Directions: Check each line of the listing for the string "this", count the lines that have it, and answer with that number only.

Provided data:
.....

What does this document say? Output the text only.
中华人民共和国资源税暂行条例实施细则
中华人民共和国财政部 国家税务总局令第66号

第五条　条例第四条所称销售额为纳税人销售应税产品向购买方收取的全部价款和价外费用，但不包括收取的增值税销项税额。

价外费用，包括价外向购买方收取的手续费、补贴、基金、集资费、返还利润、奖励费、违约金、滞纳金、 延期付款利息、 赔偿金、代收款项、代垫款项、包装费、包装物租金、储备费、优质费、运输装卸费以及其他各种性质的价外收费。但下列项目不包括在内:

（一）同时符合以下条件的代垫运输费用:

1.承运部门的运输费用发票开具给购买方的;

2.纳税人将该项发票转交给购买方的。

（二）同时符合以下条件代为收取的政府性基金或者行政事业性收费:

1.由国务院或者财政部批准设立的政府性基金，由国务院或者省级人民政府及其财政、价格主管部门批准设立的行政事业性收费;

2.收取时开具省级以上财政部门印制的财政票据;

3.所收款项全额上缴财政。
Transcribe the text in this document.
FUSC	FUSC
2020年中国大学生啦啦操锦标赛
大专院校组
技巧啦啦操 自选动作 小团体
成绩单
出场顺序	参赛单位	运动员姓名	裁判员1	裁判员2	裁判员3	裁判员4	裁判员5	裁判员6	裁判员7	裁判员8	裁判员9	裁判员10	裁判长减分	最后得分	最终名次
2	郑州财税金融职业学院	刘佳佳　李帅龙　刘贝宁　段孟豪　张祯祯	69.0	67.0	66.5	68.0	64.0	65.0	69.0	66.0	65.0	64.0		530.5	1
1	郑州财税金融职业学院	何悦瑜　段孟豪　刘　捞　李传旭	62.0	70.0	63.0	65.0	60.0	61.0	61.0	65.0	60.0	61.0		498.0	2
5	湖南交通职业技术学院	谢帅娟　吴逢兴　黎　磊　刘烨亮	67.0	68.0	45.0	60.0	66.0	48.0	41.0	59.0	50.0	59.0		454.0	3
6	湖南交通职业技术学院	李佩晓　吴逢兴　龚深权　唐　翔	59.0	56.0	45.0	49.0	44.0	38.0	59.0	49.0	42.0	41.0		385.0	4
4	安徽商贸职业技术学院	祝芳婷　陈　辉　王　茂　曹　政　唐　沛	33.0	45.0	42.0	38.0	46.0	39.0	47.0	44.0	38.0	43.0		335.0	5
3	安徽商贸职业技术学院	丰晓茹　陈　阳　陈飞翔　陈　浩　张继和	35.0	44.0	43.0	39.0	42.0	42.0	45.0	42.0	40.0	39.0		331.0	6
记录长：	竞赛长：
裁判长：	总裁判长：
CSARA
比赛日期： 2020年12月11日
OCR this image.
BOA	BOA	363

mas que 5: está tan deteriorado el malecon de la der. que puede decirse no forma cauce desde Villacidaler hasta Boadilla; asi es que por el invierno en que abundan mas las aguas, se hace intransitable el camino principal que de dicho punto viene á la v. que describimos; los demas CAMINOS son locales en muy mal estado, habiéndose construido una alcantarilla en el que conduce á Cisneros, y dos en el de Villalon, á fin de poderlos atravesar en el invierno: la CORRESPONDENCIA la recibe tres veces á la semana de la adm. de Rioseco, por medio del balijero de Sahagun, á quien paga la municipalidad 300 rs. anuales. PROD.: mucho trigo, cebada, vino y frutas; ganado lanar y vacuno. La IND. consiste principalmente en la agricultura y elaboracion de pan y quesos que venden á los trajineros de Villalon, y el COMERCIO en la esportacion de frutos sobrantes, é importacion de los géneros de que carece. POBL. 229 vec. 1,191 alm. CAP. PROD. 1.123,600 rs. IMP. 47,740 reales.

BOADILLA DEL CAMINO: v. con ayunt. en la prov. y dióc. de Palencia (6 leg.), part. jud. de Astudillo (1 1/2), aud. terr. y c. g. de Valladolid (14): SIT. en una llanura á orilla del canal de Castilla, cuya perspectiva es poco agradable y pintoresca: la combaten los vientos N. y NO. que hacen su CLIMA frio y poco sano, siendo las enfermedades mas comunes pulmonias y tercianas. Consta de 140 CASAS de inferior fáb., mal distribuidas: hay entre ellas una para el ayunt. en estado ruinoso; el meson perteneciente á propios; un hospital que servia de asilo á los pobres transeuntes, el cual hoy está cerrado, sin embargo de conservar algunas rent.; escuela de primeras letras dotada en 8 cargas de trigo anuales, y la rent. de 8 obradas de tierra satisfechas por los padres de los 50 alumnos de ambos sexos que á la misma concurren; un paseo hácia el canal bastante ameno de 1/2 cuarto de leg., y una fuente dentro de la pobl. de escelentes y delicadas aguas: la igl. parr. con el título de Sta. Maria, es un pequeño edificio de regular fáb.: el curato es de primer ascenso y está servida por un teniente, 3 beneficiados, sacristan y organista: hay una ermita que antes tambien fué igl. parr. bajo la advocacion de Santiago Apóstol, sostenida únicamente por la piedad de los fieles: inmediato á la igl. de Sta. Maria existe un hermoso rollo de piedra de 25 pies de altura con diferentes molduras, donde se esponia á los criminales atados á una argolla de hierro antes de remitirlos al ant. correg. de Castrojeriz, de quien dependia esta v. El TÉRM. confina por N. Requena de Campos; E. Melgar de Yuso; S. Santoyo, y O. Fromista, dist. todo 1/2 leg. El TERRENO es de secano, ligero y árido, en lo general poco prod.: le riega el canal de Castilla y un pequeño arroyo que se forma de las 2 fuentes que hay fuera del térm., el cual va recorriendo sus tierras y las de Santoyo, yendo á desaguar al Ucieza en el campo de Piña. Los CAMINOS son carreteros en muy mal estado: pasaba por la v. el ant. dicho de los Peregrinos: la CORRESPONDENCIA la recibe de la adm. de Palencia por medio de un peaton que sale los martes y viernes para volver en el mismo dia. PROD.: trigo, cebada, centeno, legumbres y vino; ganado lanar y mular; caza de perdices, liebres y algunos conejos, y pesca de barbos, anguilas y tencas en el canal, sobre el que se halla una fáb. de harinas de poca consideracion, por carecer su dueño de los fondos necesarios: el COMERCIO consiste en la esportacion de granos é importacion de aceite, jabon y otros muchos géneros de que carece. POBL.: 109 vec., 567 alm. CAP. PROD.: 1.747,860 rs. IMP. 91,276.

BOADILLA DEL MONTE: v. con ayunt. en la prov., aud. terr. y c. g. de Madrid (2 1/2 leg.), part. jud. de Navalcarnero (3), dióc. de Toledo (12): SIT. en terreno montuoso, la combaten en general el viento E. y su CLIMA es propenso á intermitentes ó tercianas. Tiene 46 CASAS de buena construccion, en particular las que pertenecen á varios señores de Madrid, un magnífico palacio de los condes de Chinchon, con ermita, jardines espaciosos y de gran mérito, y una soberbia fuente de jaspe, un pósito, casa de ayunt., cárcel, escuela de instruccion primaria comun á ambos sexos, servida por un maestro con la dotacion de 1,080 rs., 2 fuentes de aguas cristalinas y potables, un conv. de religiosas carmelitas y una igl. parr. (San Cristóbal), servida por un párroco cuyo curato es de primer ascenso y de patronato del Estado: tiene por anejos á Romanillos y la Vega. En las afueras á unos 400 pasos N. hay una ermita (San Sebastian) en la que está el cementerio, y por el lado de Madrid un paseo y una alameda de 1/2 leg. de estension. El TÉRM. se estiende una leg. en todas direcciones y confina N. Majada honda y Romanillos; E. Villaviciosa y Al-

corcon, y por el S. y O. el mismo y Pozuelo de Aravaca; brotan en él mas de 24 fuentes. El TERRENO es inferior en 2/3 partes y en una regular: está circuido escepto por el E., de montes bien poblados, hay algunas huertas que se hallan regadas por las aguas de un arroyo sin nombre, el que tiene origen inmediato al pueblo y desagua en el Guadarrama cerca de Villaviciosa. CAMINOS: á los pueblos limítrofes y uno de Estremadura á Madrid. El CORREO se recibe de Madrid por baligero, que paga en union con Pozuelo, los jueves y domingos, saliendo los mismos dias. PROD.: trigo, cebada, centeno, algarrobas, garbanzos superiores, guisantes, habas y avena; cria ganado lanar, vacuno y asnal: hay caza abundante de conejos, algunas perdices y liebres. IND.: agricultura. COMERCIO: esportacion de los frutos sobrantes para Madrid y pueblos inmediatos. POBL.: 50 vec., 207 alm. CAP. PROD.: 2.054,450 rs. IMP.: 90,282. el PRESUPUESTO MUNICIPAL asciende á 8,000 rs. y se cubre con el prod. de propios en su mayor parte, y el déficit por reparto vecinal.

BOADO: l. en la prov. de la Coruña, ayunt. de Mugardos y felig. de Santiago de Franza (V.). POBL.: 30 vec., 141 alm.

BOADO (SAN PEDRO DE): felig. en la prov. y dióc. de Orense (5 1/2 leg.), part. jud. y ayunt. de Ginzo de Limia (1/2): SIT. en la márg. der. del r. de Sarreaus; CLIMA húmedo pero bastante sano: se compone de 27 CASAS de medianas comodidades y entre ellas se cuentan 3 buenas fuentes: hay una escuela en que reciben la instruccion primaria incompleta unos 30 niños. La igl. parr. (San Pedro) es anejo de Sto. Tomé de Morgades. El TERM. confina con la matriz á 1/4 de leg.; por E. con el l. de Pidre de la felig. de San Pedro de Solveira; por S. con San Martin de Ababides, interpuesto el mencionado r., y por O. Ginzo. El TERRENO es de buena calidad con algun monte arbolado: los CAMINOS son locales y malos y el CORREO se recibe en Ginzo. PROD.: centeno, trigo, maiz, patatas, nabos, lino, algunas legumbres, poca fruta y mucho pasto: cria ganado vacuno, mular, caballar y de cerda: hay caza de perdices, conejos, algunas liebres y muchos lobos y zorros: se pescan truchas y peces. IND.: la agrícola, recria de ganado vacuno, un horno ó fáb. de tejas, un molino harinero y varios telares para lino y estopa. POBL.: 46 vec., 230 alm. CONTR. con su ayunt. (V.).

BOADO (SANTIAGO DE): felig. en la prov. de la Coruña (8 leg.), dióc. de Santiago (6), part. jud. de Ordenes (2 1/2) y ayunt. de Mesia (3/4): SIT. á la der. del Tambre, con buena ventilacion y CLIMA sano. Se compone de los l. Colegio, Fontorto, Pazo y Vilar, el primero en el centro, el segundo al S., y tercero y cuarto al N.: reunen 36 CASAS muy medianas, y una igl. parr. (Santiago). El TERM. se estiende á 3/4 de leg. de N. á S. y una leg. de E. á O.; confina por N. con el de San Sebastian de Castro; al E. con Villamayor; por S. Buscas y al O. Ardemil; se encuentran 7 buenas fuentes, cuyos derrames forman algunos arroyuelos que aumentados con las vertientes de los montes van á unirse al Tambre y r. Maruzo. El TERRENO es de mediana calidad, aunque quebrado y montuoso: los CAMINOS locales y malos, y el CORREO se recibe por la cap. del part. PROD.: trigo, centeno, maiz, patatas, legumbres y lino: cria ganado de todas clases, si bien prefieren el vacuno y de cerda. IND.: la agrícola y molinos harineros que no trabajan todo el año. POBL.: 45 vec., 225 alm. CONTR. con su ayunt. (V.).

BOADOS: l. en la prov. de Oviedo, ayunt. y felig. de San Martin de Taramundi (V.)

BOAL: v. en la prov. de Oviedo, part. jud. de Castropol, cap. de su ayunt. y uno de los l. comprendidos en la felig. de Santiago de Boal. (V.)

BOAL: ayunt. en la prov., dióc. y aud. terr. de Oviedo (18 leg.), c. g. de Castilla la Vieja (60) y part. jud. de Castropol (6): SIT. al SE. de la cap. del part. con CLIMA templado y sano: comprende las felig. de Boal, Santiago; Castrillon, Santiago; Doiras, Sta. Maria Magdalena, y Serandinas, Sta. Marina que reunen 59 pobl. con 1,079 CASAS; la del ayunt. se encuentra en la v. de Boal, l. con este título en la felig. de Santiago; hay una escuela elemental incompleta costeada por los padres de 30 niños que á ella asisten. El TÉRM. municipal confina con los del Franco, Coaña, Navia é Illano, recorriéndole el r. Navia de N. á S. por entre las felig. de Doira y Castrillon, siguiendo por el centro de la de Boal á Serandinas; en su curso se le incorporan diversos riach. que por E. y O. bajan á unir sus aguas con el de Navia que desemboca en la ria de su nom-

.....

Written response: 3